[begin Stored records]
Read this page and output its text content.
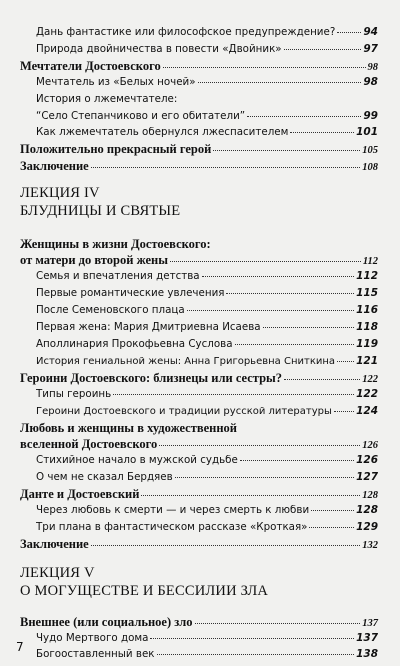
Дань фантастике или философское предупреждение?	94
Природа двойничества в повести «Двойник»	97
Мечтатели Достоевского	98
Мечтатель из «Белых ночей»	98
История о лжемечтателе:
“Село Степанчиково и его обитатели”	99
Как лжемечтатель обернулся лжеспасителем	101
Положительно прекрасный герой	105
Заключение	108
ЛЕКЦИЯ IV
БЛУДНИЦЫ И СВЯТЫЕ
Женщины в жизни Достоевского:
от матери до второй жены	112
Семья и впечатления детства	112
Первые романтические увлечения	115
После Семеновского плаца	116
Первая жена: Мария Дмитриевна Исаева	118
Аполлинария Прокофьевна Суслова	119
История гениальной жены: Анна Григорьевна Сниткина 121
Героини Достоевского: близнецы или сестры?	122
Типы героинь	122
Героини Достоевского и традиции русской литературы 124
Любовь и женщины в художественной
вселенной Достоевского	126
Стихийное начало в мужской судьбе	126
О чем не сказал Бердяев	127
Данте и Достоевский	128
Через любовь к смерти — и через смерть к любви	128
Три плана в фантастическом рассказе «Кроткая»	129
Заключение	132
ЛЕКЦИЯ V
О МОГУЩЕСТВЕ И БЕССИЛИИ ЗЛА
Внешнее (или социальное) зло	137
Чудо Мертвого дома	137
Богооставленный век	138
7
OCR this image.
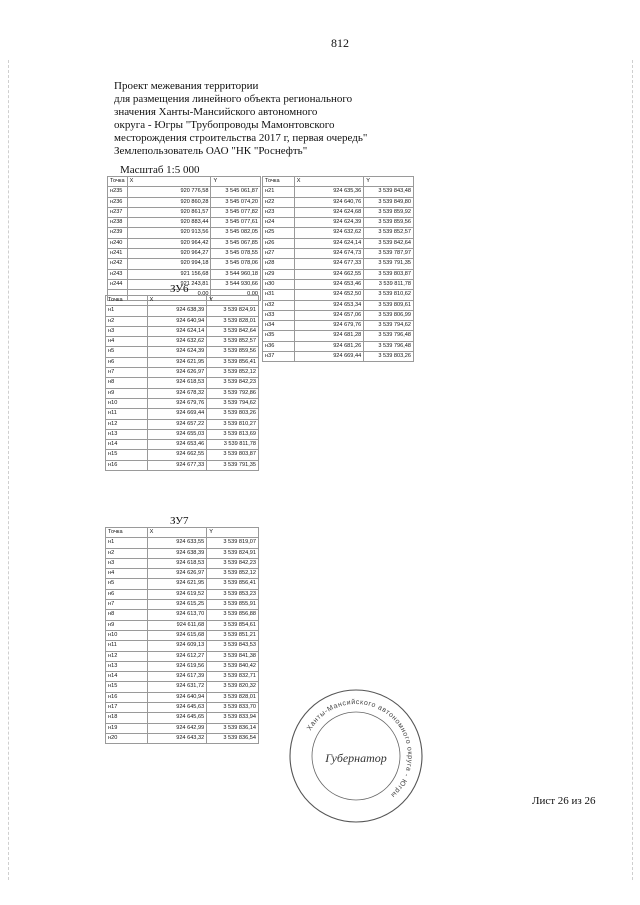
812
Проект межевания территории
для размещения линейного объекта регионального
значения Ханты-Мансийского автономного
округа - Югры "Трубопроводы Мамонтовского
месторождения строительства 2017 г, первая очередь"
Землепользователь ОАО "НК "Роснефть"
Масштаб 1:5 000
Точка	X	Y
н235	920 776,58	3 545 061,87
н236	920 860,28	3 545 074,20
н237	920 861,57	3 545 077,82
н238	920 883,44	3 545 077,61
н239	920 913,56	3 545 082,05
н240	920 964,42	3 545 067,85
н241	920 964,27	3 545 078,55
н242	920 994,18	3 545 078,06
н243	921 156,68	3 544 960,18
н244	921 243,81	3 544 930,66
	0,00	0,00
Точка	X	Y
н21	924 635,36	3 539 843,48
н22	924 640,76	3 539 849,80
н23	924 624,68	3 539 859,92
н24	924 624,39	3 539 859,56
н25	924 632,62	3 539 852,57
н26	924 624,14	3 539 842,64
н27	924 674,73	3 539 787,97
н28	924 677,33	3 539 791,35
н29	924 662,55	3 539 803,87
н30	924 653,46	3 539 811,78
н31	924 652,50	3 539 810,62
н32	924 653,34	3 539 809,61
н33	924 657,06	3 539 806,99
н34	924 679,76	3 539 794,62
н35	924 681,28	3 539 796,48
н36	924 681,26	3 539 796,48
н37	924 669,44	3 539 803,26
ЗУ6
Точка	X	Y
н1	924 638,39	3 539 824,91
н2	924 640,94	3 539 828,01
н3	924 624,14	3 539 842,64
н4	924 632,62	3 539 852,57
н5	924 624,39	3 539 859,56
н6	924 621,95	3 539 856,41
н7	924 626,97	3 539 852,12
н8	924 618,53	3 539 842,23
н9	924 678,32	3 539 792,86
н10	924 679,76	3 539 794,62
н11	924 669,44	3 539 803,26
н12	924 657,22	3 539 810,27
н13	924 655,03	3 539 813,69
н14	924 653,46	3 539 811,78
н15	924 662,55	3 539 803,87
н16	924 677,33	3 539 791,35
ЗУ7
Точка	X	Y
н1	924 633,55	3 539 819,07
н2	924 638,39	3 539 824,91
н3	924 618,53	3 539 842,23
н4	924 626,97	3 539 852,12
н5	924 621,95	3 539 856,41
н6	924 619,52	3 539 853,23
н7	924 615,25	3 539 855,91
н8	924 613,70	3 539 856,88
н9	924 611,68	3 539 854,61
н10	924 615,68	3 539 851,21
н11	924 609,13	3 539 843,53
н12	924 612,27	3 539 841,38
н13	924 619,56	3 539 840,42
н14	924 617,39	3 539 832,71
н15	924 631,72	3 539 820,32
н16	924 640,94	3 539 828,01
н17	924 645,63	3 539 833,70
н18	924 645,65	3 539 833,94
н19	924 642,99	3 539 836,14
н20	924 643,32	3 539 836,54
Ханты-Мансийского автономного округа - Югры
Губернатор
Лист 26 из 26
[end Stored records]
### Work to do
All of the records need repeating exactly, except for the pictures.

### Solution to this problem
Read this page and output its text content.
Дань фантастике или философское предупреждение?	94
Природа двойничества в повести «Двойник»	97
Мечтатели Достоевского	98
Мечтатель из «Белых ночей»	98
История о лжемечтателе:
“Село Степанчиково и его обитатели”	99
Как лжемечтатель обернулся лжеспасителем	101
Положительно прекрасный герой	105
Заключение	108
ЛЕКЦИЯ IV
БЛУДНИЦЫ И СВЯТЫЕ
Женщины в жизни Достоевского:
от матери до второй жены	112
Семья и впечатления детства	112
Первые романтические увлечения	115
После Семеновского плаца	116
Первая жена: Мария Дмитриевна Исаева	118
Аполлинария Прокофьевна Суслова	119
История гениальной жены: Анна Григорьевна Сниткина 121
Героини Достоевского: близнецы или сестры?	122
Типы героинь	122
Героини Достоевского и традиции русской литературы 124
Любовь и женщины в художественной
вселенной Достоевского	126
Стихийное начало в мужской судьбе	126
О чем не сказал Бердяев	127
Данте и Достоевский	128
Через любовь к смерти — и через смерть к любви	128
Три плана в фантастическом рассказе «Кроткая»	129
Заключение	132
ЛЕКЦИЯ V
О МОГУЩЕСТВЕ И БЕССИЛИИ ЗЛА
Внешнее (или социальное) зло	137
Чудо Мертвого дома	137
Богооставленный век	138
7
OCR this image.
812
Проект межевания территории
для размещения линейного объекта регионального
значения Ханты-Мансийского автономного
округа - Югры "Трубопроводы Мамонтовского
месторождения строительства 2017 г, первая очередь"
Землепользователь ОАО "НК "Роснефть"
Масштаб 1:5 000
Точка	X	Y
н235	920 776,58	3 545 061,87
н236	920 860,28	3 545 074,20
н237	920 861,57	3 545 077,82
н238	920 883,44	3 545 077,61
н239	920 913,56	3 545 082,05
н240	920 964,42	3 545 067,85
н241	920 964,27	3 545 078,55
н242	920 994,18	3 545 078,06
н243	921 156,68	3 544 960,18
н244	921 243,81	3 544 930,66
	0,00	0,00
Точка	X	Y
н21	924 635,36	3 539 843,48
н22	924 640,76	3 539 849,80
н23	924 624,68	3 539 859,92
н24	924 624,39	3 539 859,56
н25	924 632,62	3 539 852,57
н26	924 624,14	3 539 842,64
н27	924 674,73	3 539 787,97
н28	924 677,33	3 539 791,35
н29	924 662,55	3 539 803,87
н30	924 653,46	3 539 811,78
н31	924 652,50	3 539 810,62
н32	924 653,34	3 539 809,61
н33	924 657,06	3 539 806,99
н34	924 679,76	3 539 794,62
н35	924 681,28	3 539 796,48
н36	924 681,26	3 539 796,48
н37	924 669,44	3 539 803,26
ЗУ6
Точка	X	Y
н1	924 638,39	3 539 824,91
н2	924 640,94	3 539 828,01
н3	924 624,14	3 539 842,64
н4	924 632,62	3 539 852,57
н5	924 624,39	3 539 859,56
н6	924 621,95	3 539 856,41
н7	924 626,97	3 539 852,12
н8	924 618,53	3 539 842,23
н9	924 678,32	3 539 792,86
н10	924 679,76	3 539 794,62
н11	924 669,44	3 539 803,26
н12	924 657,22	3 539 810,27
н13	924 655,03	3 539 813,69
н14	924 653,46	3 539 811,78
н15	924 662,55	3 539 803,87
н16	924 677,33	3 539 791,35
ЗУ7
Точка	X	Y
н1	924 633,55	3 539 819,07
н2	924 638,39	3 539 824,91
н3	924 618,53	3 539 842,23
н4	924 626,97	3 539 852,12
н5	924 621,95	3 539 856,41
н6	924 619,52	3 539 853,23
н7	924 615,25	3 539 855,91
н8	924 613,70	3 539 856,88
н9	924 611,68	3 539 854,61
н10	924 615,68	3 539 851,21
н11	924 609,13	3 539 843,53
н12	924 612,27	3 539 841,38
н13	924 619,56	3 539 840,42
н14	924 617,39	3 539 832,71
н15	924 631,72	3 539 820,32
н16	924 640,94	3 539 828,01
н17	924 645,63	3 539 833,70
н18	924 645,65	3 539 833,94
н19	924 642,99	3 539 836,14
н20	924 643,32	3 539 836,54
Ханты-Мансийского автономного округа - Югры
Губернатор
Лист 26 из 26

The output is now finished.